#### [DATA TO USE]
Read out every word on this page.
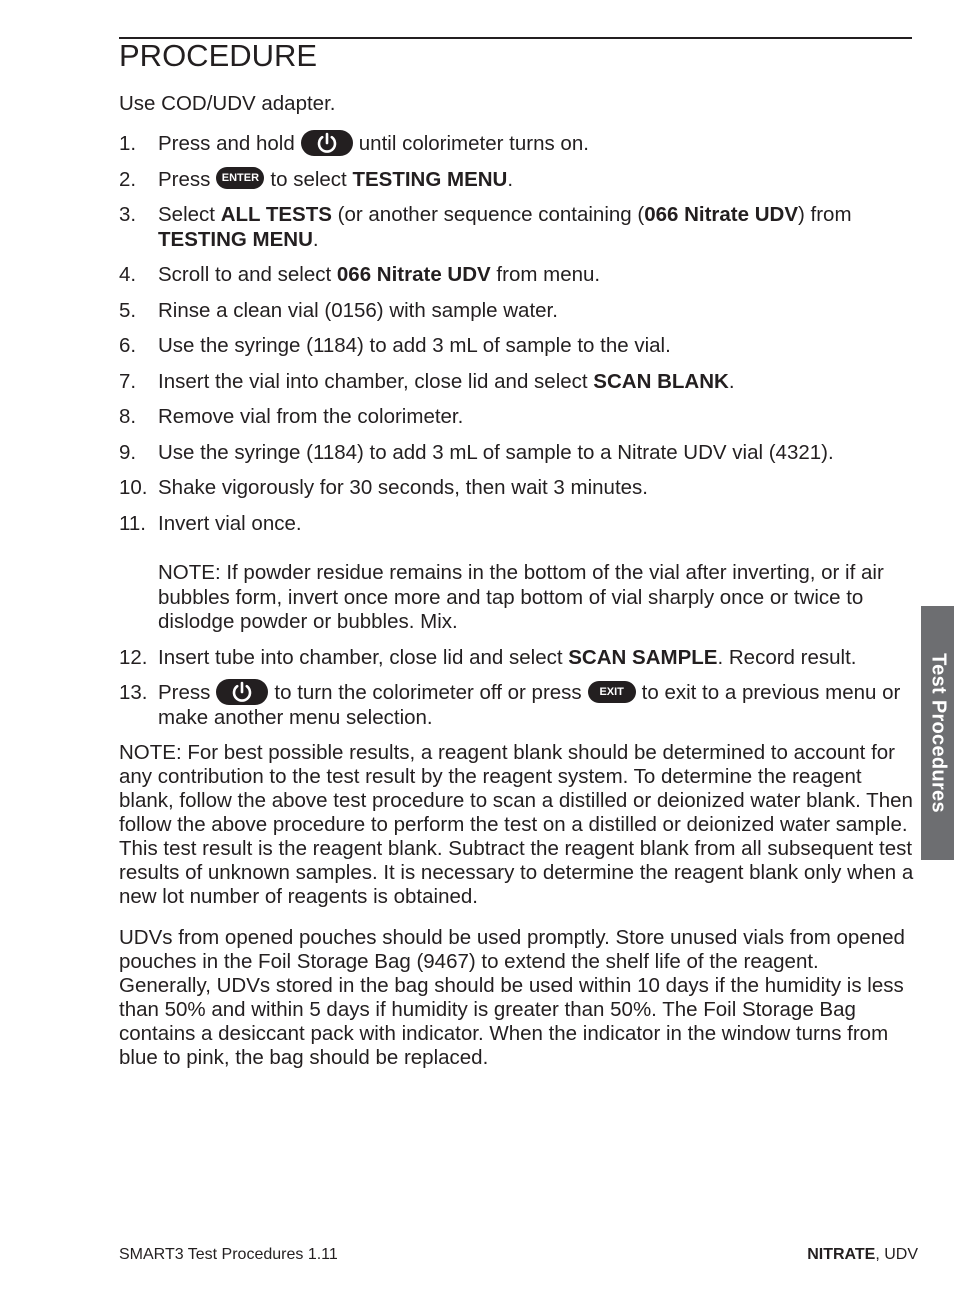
PROCEDURE
Use COD/UDV adapter.
1. Press and hold	until colorimeter turns on.
2. Press ENTER to select TESTING MENU.
3. Select ALL TESTS (or another sequence containing (066 Nitrate UDV) from TESTING MENU.
4. Scroll to and select 066 Nitrate UDV from menu.
5. Rinse a clean vial (0156) with sample water.
6. Use the syringe (1184) to add 3 mL of sample to the vial.
7. Insert the vial into chamber, close lid and select SCAN BLANK.
8. Remove vial from the colorimeter.
9. Use the syringe (1184) to add 3 mL of sample to a Nitrate UDV vial (4321).
10. Shake vigorously for 30 seconds, then wait 3 minutes.
11. Invert vial once.
NOTE: If powder residue remains in the bottom of the vial after inverting, or if air bubbles form, invert once more and tap bottom of vial sharply once or twice to dislodge powder or bubbles. Mix.
12. Insert tube into chamber, close lid and select SCAN SAMPLE. Record result.
13. Press	to turn the colorimeter off or press EXIT to exit to a previous menu or make another menu selection.
NOTE: For best possible results, a reagent blank should be determined to account for any contribution to the test result by the reagent system. To determine the reagent blank, follow the above test procedure to scan a distilled or deionized water blank. Then follow the above procedure to perform the test on a distilled or deionized water sample. This test result is the reagent blank. Subtract the reagent blank from all subsequent test results of unknown samples. It is necessary to determine the reagent blank only when a new lot number of reagents is obtained.
UDVs from opened pouches should be used promptly. Store unused vials from opened pouches in the Foil Storage Bag (9467) to extend the shelf life of the reagent. Generally, UDVs stored in the bag should be used within 10 days if the humidity is less than 50% and within 5 days if humidity is greater than 50%. The Foil Storage Bag contains a desiccant pack with indicator. When the indicator in the window turns from blue to pink, the bag should be replaced.
Test Procedures
SMART3 Test Procedures 1.11	NITRATE, UDV
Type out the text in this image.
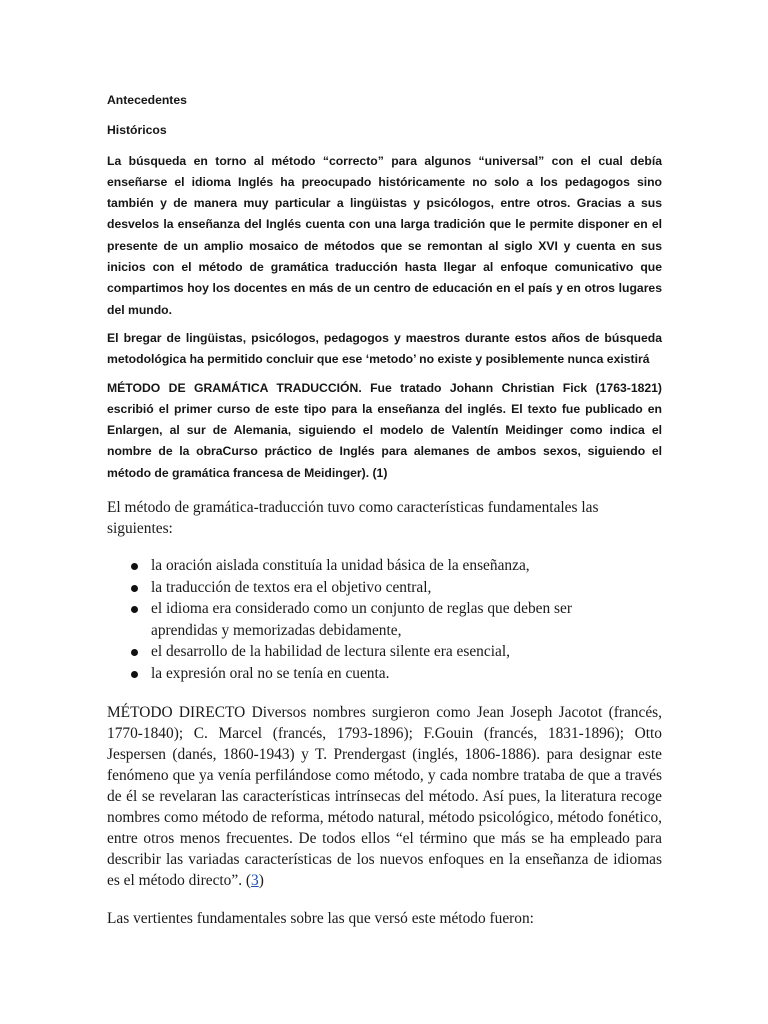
Antecedentes
Históricos

La búsqueda en torno al método “correcto” para algunos “universal” con el cual debía enseñarse el idioma Inglés ha preocupado históricamente no solo a los pedagogos sino también y de manera muy particular a lingüistas y psicólogos, entre otros. Gracias a sus desvelos la enseñanza del Inglés cuenta con una larga tradición que le permite disponer en el presente de un amplio mosaico de métodos que se remontan al siglo XVI y cuenta en sus inicios con el método de gramática traducción hasta llegar al enfoque comunicativo que compartimos hoy los docentes en más de un centro de educación en el país y en otros lugares del mundo.

El bregar de lingüistas, psicólogos, pedagogos y maestros durante estos años de búsqueda metodológica ha permitido concluir que ese ‘metodo’ no existe y posiblemente nunca existirá

MÉTODO DE GRAMÁTICA TRADUCCIÓN. Fue tratado Johann Christian Fick (1763-1821) escribió el primer curso de este tipo para la enseñanza del inglés. El texto fue publicado en Enlargen, al sur de Alemania, siguiendo el modelo de Valentín Meidinger como indica el nombre de la obraCurso práctico de Inglés para alemanes de ambos sexos, siguiendo el método de gramática francesa de Meidinger). (1)

El método de gramática-traducción tuvo como características fundamentales las siguientes:

la oración aislada constituía la unidad básica de la enseñanza,
la traducción de textos era el objetivo central,
el idioma era considerado como un conjunto de reglas que deben ser aprendidas y memorizadas debidamente,
el desarrollo de la habilidad de lectura silente era esencial,
la expresión oral no se tenía en cuenta.

MÉTODO DIRECTO Diversos nombres surgieron como Jean Joseph Jacotot (francés, 1770-1840); C. Marcel (francés, 1793-1896); F.Gouin (francés, 1831-1896); Otto Jespersen (danés, 1860-1943) y T. Prendergast (inglés, 1806-1886). para designar este fenómeno que ya venía perfilándose como método, y cada nombre trataba de que a través de él se revelaran las características intrínsecas del método. Así pues, la literatura recoge nombres como método de reforma, método natural, método psicológico, método fonético, entre otros menos frecuentes. De todos ellos “el término que más se ha empleado para describir las variadas características de los nuevos enfoques en la enseñanza de idiomas es el método directo”. (3)

Las vertientes fundamentales sobre las que versó este método fueron:
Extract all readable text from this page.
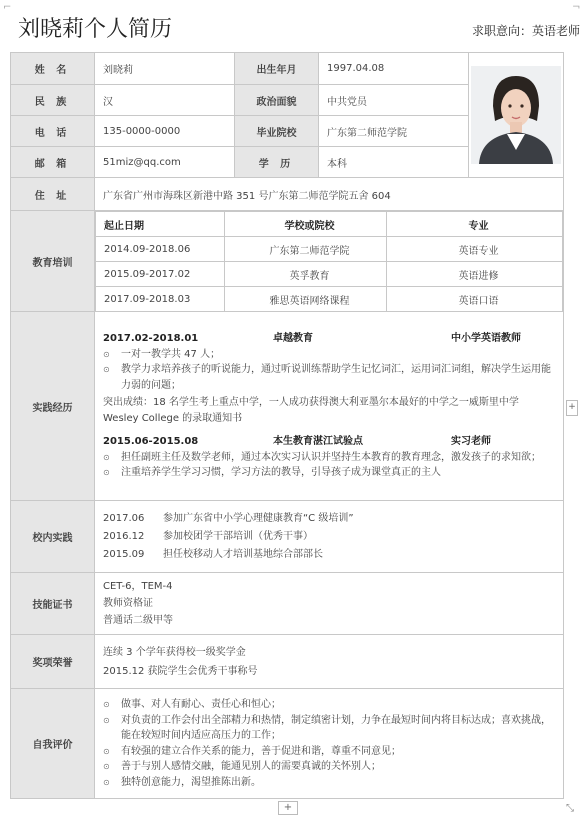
⌐	¬
刘晓莉个人简历	求职意向：英语老师
姓 名	刘晓莉	出生年月	1997.04.08	

民 族	汉	政治面貌	中共党员
电 话	135-0000-0000	毕业院校	广东第二师范学院
邮 箱	51miz@qq.com	学 历	本科
住 址	广东省广州市海珠区新港中路 351 号广东第二师范学院五舍 604
教育培训	
起止日期	学校或院校	专业
2014.09-2018.06	广东第二师范学院	英语专业
2015.09-2017.02	英孚教育	英语进修
2017.09-2018.03	雅思英语网络课程	英语口语

实践经历	
2017.02-2018.01	卓越教育	中小学英语教师
⊙	一对一教学共 47 人；
⊙	教学力求培养孩子的听说能力，通过听说训练帮助学生记忆词汇，运用词汇词组，解决学生运用能力弱的问题；
突出成绩：18 名学生考上重点中学，一人成功获得澳大利亚墨尔本最好的中学之一威斯里中学 Wesley College 的录取通知书
2015.06-2015.08	本生教育湛江试验点	实习老师
⊙	担任副班主任及数学老师，通过本次实习认识并坚持生本教育的教育理念，激发孩子的求知欲；
⊙	注重培养学生学习习惯，学习方法的教导，引导孩子成为课堂真正的主人

校内实践	
2017.06	参加广东省中小学心理健康教育“C 级培训”
2016.12	参加校团学干部培训（优秀干事）
2015.09	担任校移动人才培训基地综合部部长

技能证书	
CET-6，TEM-4
教师资格证
普通话二级甲等

奖项荣誉	
连续 3 个学年获得校一级奖学金
2015.12 获院学生会优秀干事称号

自我评价	
⊙	做事、对人有耐心、责任心和恒心；
⊙	对负责的工作会付出全部精力和热情，制定缜密计划，力争在最短时间内将目标达成；喜欢挑战，能在较短时间内适应高压力的工作；
⊙	有较强的建立合作关系的能力，善于促进和谐，尊重不同意见；
⊙	善于与别人感情交融，能通见别人的需要真诚的关怀别人；
⊙	独特创意能力，渴望推陈出新。
+
+	⤡
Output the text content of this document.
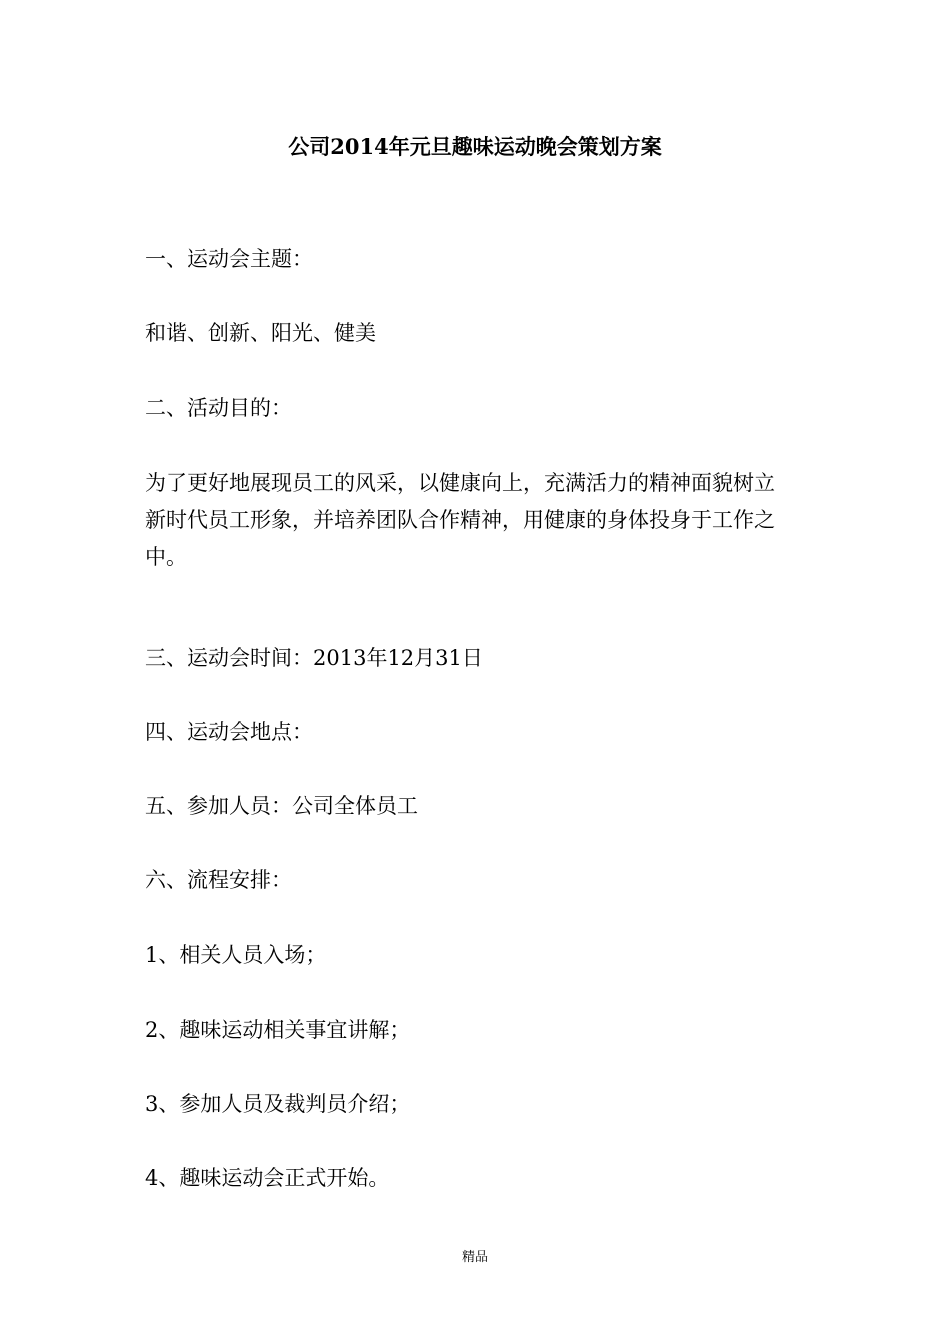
公司2014年元旦趣味运动晚会策划方案
一、运动会主题：
和谐、创新、阳光、健美
二、活动目的：
为了更好地展现员工的风采，以健康向上，充满活力的精神面貌树立
新时代员工形象，并培养团队合作精神，用健康的身体投身于工作之
中。
三、运动会时间：2013年12月31日
四、运动会地点：
五、参加人员：公司全体员工
六、流程安排：
1、相关人员入场；
2、趣味运动相关事宜讲解；
3、参加人员及裁判员介绍；
4、趣味运动会正式开始。
精品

#### [INSTRUCTIONS FOR THE TASK]
In the entries above, find every line with the word "reagent" and list it.

#### [SOLUTION FOR THIS EXERCISE]
NOTE: For best possible results, a reagent blank should be determined to account for any contribution to the test result by the reagent system. To determine the reagent blank, follow the above test procedure to scan a distilled or deionized water blank. Then follow the above procedure to perform the test on a distilled or deionized water sample. This test result is the reagent blank. Subtract the reagent blank from all subsequent test results of unknown samples. It is necessary to determine the reagent blank only when a new lot number of reagents is obtained.
UDVs from opened pouches should be used promptly. Store unused vials from opened pouches in the Foil Storage Bag (9467) to extend the shelf life of the reagent. Generally, UDVs stored in the bag should be used within 10 days if the humidity is less than 50% and within 5 days if humidity is greater than 50%. The Foil Storage Bag contains a desiccant pack with indicator. When the indicator in the window turns from blue to pink, the bag should be replaced.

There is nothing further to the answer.